STATED PROBLEM> Restate the listing that follows word for word, without its pictures.

Collected data entries
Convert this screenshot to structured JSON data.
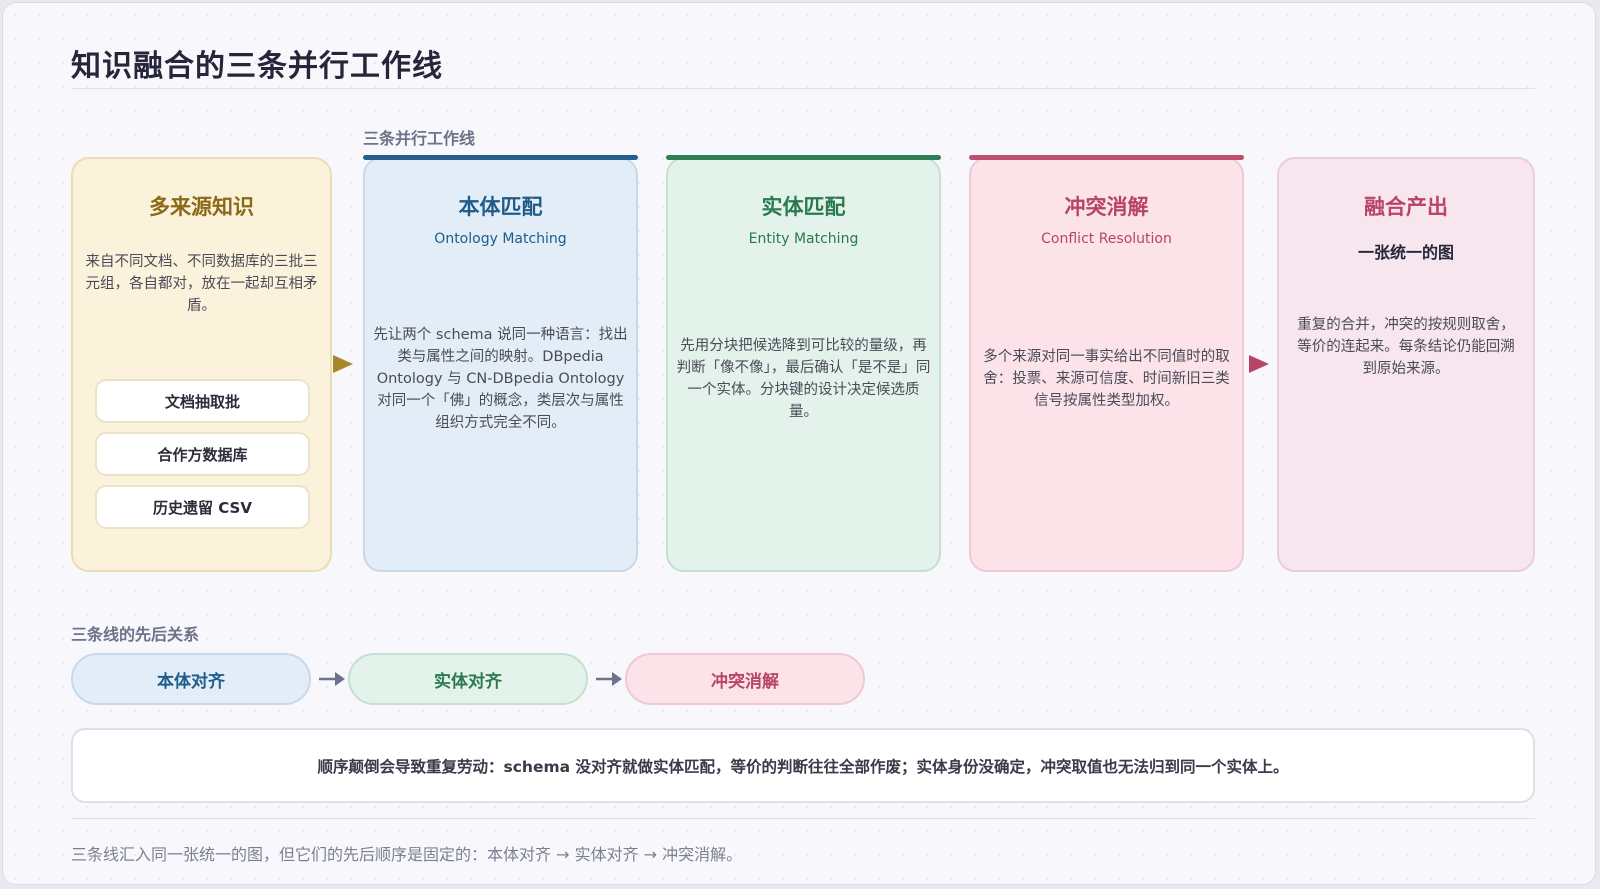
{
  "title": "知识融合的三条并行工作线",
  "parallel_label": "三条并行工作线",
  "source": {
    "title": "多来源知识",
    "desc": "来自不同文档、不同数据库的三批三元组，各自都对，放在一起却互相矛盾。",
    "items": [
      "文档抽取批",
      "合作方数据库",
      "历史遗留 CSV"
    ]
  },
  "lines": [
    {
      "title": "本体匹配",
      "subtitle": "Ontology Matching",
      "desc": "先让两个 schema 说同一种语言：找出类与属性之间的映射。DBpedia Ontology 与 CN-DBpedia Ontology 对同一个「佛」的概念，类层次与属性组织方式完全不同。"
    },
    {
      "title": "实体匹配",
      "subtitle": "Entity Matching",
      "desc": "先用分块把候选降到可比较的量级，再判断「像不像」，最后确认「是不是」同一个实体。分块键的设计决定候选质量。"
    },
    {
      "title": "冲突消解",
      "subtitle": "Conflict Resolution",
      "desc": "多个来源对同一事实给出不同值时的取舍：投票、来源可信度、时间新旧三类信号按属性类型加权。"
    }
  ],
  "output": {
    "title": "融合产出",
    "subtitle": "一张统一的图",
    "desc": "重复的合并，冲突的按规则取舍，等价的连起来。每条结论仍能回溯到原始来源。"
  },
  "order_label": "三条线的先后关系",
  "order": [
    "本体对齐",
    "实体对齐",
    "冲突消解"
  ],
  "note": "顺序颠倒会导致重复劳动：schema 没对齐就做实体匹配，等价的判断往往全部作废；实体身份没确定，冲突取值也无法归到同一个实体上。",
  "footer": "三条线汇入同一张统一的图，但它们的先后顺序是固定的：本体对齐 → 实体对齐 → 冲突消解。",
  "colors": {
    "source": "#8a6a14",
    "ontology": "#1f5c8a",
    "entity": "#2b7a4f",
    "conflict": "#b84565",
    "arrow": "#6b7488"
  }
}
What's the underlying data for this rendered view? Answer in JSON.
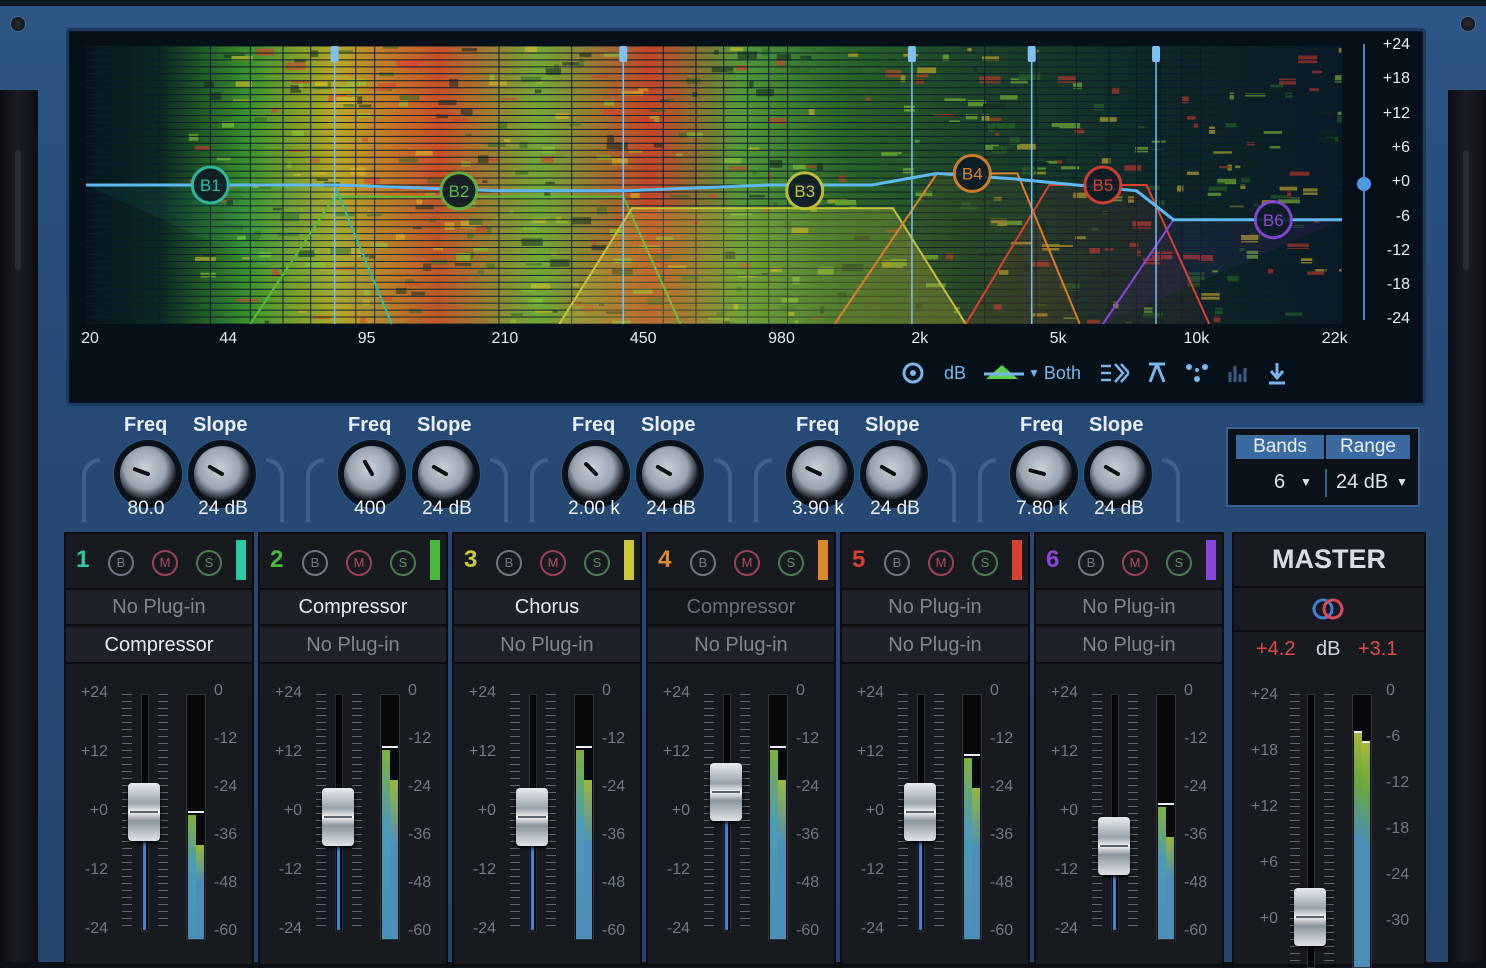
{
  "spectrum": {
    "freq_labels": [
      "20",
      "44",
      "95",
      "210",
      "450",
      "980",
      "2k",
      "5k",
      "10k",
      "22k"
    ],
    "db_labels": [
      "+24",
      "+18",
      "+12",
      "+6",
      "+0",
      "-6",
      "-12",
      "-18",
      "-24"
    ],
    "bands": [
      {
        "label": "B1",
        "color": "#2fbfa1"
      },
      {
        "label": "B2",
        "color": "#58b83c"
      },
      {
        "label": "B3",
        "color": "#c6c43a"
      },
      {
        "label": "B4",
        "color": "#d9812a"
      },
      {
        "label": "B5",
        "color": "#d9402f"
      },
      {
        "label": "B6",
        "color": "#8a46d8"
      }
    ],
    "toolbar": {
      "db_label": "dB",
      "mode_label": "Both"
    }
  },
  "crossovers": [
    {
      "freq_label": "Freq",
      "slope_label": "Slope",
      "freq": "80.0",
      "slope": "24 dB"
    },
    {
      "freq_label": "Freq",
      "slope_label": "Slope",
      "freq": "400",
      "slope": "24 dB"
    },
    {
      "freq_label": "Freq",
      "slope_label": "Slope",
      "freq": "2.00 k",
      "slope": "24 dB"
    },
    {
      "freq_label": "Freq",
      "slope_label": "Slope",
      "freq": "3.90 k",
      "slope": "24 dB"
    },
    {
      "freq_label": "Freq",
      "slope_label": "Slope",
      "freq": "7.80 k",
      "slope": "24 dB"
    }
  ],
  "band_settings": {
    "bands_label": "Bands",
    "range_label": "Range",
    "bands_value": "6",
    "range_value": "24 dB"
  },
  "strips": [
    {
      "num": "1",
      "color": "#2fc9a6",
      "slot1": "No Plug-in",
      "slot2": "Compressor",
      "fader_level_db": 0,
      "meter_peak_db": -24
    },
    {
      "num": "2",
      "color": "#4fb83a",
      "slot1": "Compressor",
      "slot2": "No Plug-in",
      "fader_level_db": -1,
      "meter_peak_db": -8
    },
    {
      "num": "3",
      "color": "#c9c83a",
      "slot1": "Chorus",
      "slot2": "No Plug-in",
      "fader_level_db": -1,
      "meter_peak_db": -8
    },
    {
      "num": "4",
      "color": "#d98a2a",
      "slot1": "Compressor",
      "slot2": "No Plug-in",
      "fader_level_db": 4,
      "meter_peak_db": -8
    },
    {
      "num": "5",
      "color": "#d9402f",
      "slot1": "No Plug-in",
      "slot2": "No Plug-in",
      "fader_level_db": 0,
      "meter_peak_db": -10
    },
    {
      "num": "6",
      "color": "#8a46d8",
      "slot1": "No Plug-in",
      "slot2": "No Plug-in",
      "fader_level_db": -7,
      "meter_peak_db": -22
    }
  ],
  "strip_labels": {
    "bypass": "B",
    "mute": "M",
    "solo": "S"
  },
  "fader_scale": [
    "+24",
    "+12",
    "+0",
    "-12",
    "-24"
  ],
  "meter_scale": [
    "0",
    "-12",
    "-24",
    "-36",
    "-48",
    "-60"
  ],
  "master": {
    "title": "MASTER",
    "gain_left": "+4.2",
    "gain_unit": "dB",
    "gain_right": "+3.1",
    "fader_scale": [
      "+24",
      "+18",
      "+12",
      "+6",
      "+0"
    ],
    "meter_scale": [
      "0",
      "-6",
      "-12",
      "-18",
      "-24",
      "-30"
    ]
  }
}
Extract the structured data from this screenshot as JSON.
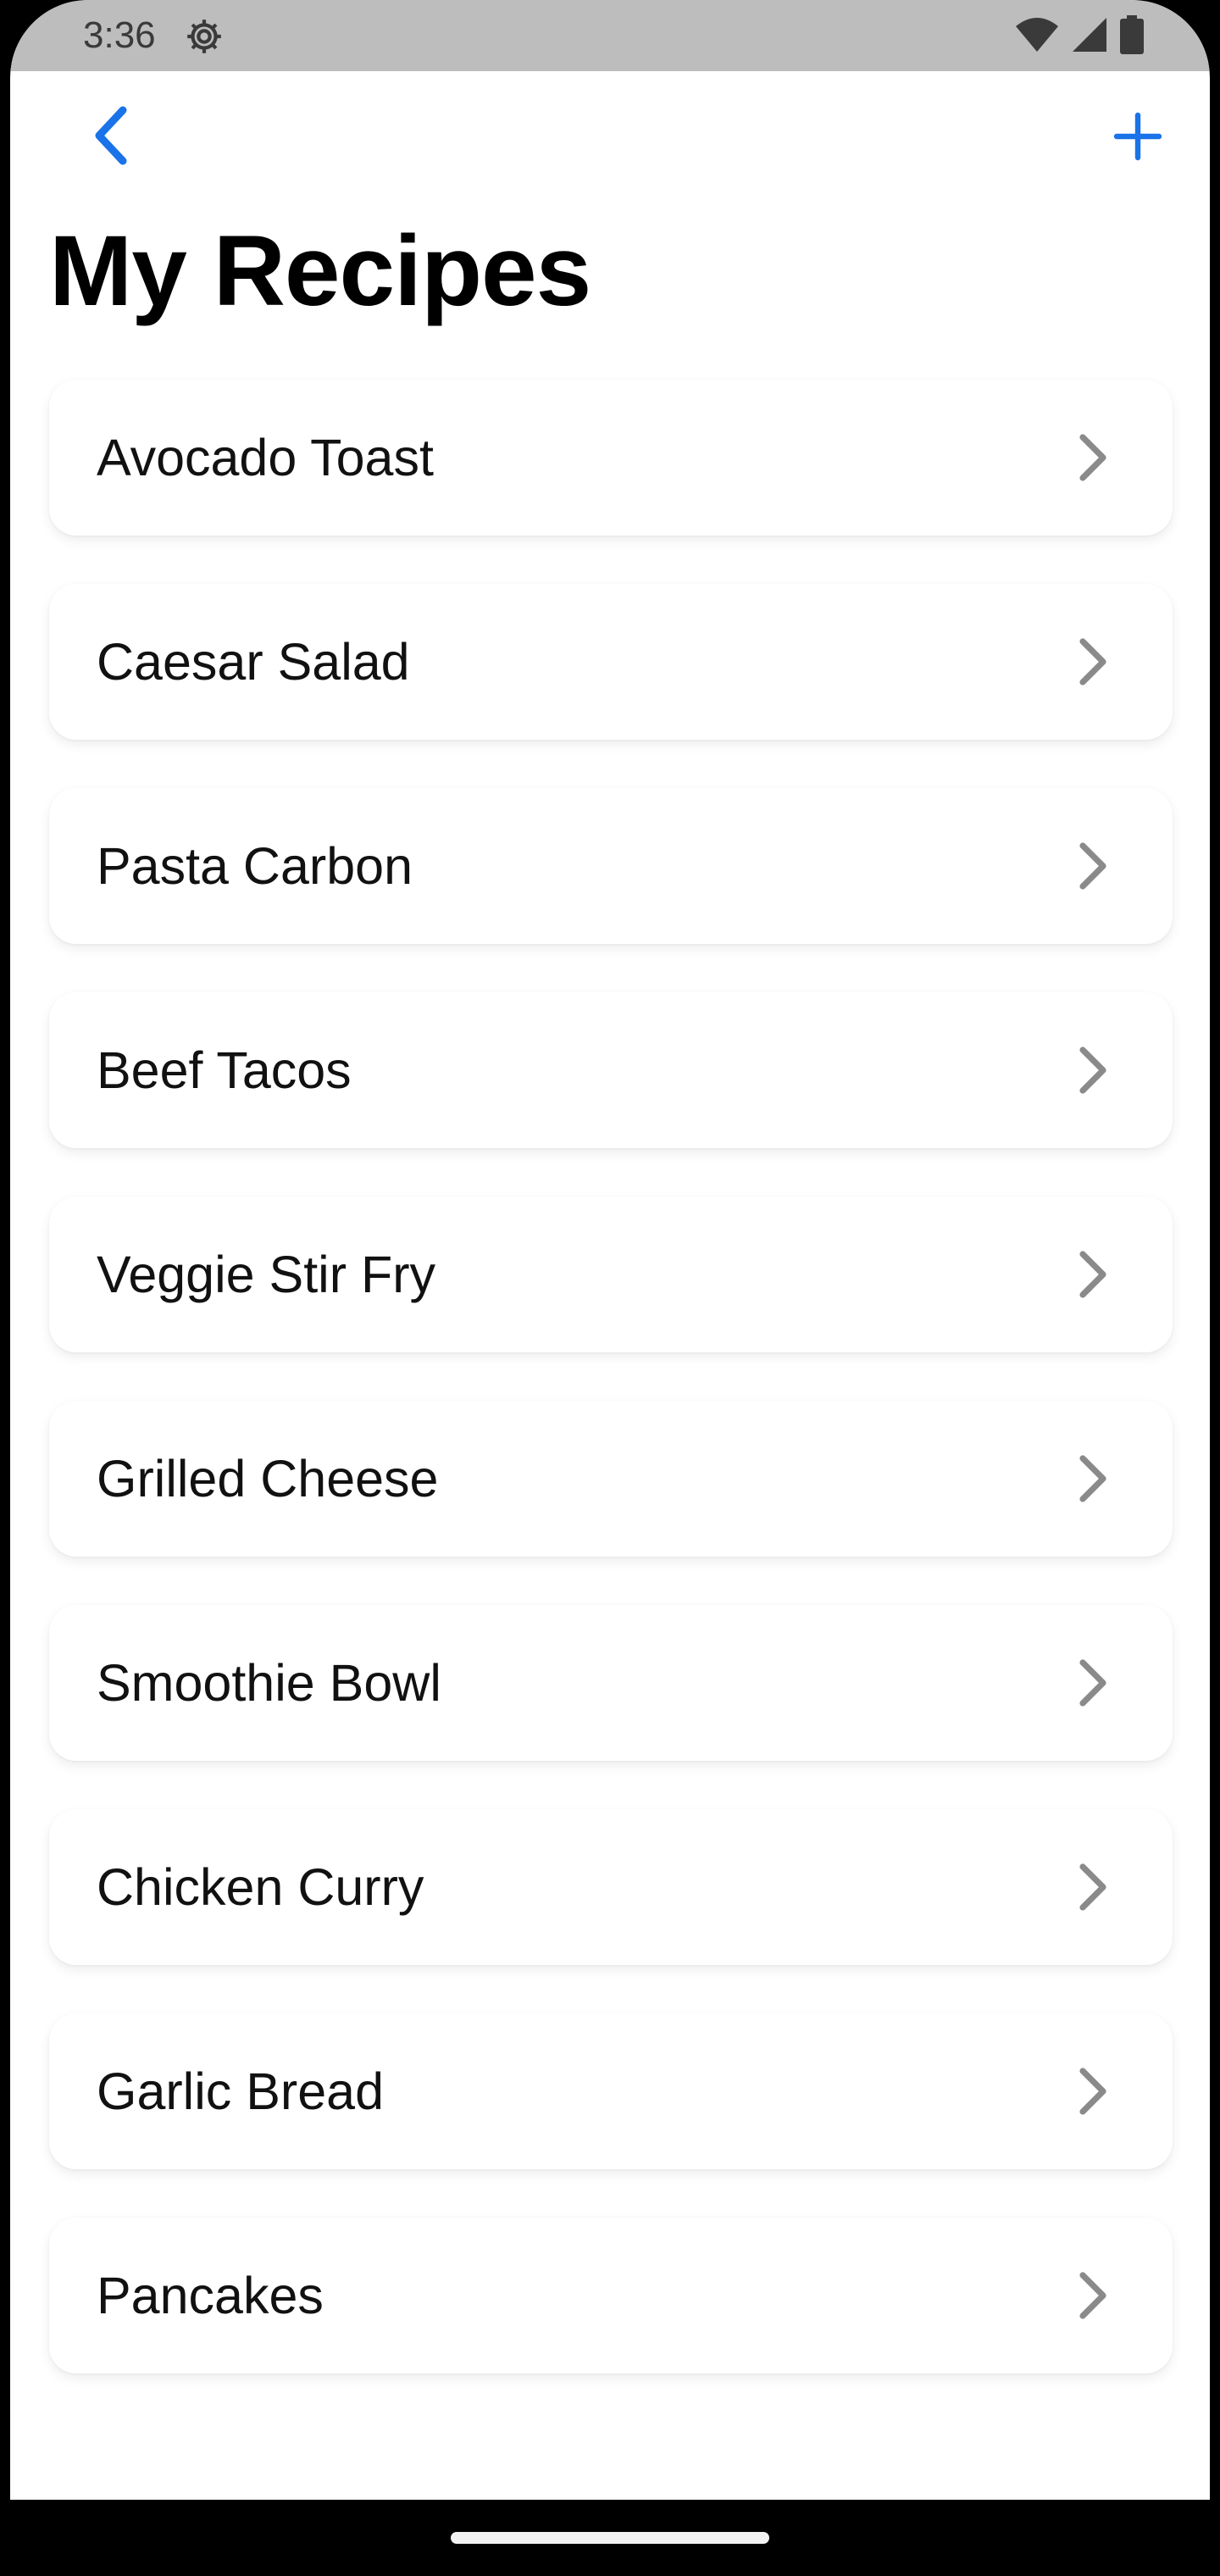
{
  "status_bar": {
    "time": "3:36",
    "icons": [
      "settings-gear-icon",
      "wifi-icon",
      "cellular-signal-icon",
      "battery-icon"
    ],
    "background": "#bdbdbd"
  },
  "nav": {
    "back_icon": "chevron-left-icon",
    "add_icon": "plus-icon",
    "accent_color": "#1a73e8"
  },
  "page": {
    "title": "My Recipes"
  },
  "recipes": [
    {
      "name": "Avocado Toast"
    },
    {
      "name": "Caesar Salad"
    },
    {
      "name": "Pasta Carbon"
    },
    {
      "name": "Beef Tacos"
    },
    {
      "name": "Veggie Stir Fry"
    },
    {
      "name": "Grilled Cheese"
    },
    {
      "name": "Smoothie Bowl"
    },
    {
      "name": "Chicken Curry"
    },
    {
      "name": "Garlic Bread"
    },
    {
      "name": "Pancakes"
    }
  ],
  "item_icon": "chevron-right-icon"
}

SOLUTION BELOW>
Convert this screenshot to structured JSON data.
{
  "title": "知识融合的三条并行工作线",
  "parallel_label": "三条并行工作线",
  "source": {
    "title": "多来源知识",
    "desc": "来自不同文档、不同数据库的三批三元组，各自都对，放在一起却互相矛盾。",
    "items": [
      "文档抽取批",
      "合作方数据库",
      "历史遗留 CSV"
    ]
  },
  "lines": [
    {
      "title": "本体匹配",
      "subtitle": "Ontology Matching",
      "desc": "先让两个 schema 说同一种语言：找出类与属性之间的映射。DBpedia Ontology 与 CN-DBpedia Ontology 对同一个「佛」的概念，类层次与属性组织方式完全不同。"
    },
    {
      "title": "实体匹配",
      "subtitle": "Entity Matching",
      "desc": "先用分块把候选降到可比较的量级，再判断「像不像」，最后确认「是不是」同一个实体。分块键的设计决定候选质量。"
    },
    {
      "title": "冲突消解",
      "subtitle": "Conflict Resolution",
      "desc": "多个来源对同一事实给出不同值时的取舍：投票、来源可信度、时间新旧三类信号按属性类型加权。"
    }
  ],
  "output": {
    "title": "融合产出",
    "subtitle": "一张统一的图",
    "desc": "重复的合并，冲突的按规则取舍，等价的连起来。每条结论仍能回溯到原始来源。"
  },
  "order_label": "三条线的先后关系",
  "order": [
    "本体对齐",
    "实体对齐",
    "冲突消解"
  ],
  "note": "顺序颠倒会导致重复劳动：schema 没对齐就做实体匹配，等价的判断往往全部作废；实体身份没确定，冲突取值也无法归到同一个实体上。",
  "footer": "三条线汇入同一张统一的图，但它们的先后顺序是固定的：本体对齐 → 实体对齐 → 冲突消解。",
  "colors": {
    "source": "#8a6a14",
    "ontology": "#1f5c8a",
    "entity": "#2b7a4f",
    "conflict": "#b84565",
    "arrow": "#6b7488"
  }
}
What's the underlying data for this rendered view? Answer in JSON.
{
  "spectrum": {
    "freq_labels": [
      "20",
      "44",
      "95",
      "210",
      "450",
      "980",
      "2k",
      "5k",
      "10k",
      "22k"
    ],
    "db_labels": [
      "+24",
      "+18",
      "+12",
      "+6",
      "+0",
      "-6",
      "-12",
      "-18",
      "-24"
    ],
    "bands": [
      {
        "label": "B1",
        "color": "#2fbfa1"
      },
      {
        "label": "B2",
        "color": "#58b83c"
      },
      {
        "label": "B3",
        "color": "#c6c43a"
      },
      {
        "label": "B4",
        "color": "#d9812a"
      },
      {
        "label": "B5",
        "color": "#d9402f"
      },
      {
        "label": "B6",
        "color": "#8a46d8"
      }
    ],
    "toolbar": {
      "db_label": "dB",
      "mode_label": "Both"
    }
  },
  "crossovers": [
    {
      "freq_label": "Freq",
      "slope_label": "Slope",
      "freq": "80.0",
      "slope": "24 dB"
    },
    {
      "freq_label": "Freq",
      "slope_label": "Slope",
      "freq": "400",
      "slope": "24 dB"
    },
    {
      "freq_label": "Freq",
      "slope_label": "Slope",
      "freq": "2.00 k",
      "slope": "24 dB"
    },
    {
      "freq_label": "Freq",
      "slope_label": "Slope",
      "freq": "3.90 k",
      "slope": "24 dB"
    },
    {
      "freq_label": "Freq",
      "slope_label": "Slope",
      "freq": "7.80 k",
      "slope": "24 dB"
    }
  ],
  "band_settings": {
    "bands_label": "Bands",
    "range_label": "Range",
    "bands_value": "6",
    "range_value": "24 dB"
  },
  "strips": [
    {
      "num": "1",
      "color": "#2fc9a6",
      "slot1": "No Plug-in",
      "slot2": "Compressor",
      "fader_level_db": 0,
      "meter_peak_db": -24
    },
    {
      "num": "2",
      "color": "#4fb83a",
      "slot1": "Compressor",
      "slot2": "No Plug-in",
      "fader_level_db": -1,
      "meter_peak_db": -8
    },
    {
      "num": "3",
      "color": "#c9c83a",
      "slot1": "Chorus",
      "slot2": "No Plug-in",
      "fader_level_db": -1,
      "meter_peak_db": -8
    },
    {
      "num": "4",
      "color": "#d98a2a",
      "slot1": "Compressor",
      "slot2": "No Plug-in",
      "fader_level_db": 4,
      "meter_peak_db": -8
    },
    {
      "num": "5",
      "color": "#d9402f",
      "slot1": "No Plug-in",
      "slot2": "No Plug-in",
      "fader_level_db": 0,
      "meter_peak_db": -10
    },
    {
      "num": "6",
      "color": "#8a46d8",
      "slot1": "No Plug-in",
      "slot2": "No Plug-in",
      "fader_level_db": -7,
      "meter_peak_db": -22
    }
  ],
  "strip_labels": {
    "bypass": "B",
    "mute": "M",
    "solo": "S"
  },
  "fader_scale": [
    "+24",
    "+12",
    "+0",
    "-12",
    "-24"
  ],
  "meter_scale": [
    "0",
    "-12",
    "-24",
    "-36",
    "-48",
    "-60"
  ],
  "master": {
    "title": "MASTER",
    "gain_left": "+4.2",
    "gain_unit": "dB",
    "gain_right": "+3.1",
    "fader_scale": [
      "+24",
      "+18",
      "+12",
      "+6",
      "+0"
    ],
    "meter_scale": [
      "0",
      "-6",
      "-12",
      "-18",
      "-24",
      "-30"
    ]
  }
}
Extract the structured data from this screenshot as JSON.
{
  "status_bar": {
    "time": "3:36",
    "icons": [
      "settings-gear-icon",
      "wifi-icon",
      "cellular-signal-icon",
      "battery-icon"
    ],
    "background": "#bdbdbd"
  },
  "nav": {
    "back_icon": "chevron-left-icon",
    "add_icon": "plus-icon",
    "accent_color": "#1a73e8"
  },
  "page": {
    "title": "My Recipes"
  },
  "recipes": [
    {
      "name": "Avocado Toast"
    },
    {
      "name": "Caesar Salad"
    },
    {
      "name": "Pasta Carbon"
    },
    {
      "name": "Beef Tacos"
    },
    {
      "name": "Veggie Stir Fry"
    },
    {
      "name": "Grilled Cheese"
    },
    {
      "name": "Smoothie Bowl"
    },
    {
      "name": "Chicken Curry"
    },
    {
      "name": "Garlic Bread"
    },
    {
      "name": "Pancakes"
    }
  ],
  "item_icon": "chevron-right-icon"
}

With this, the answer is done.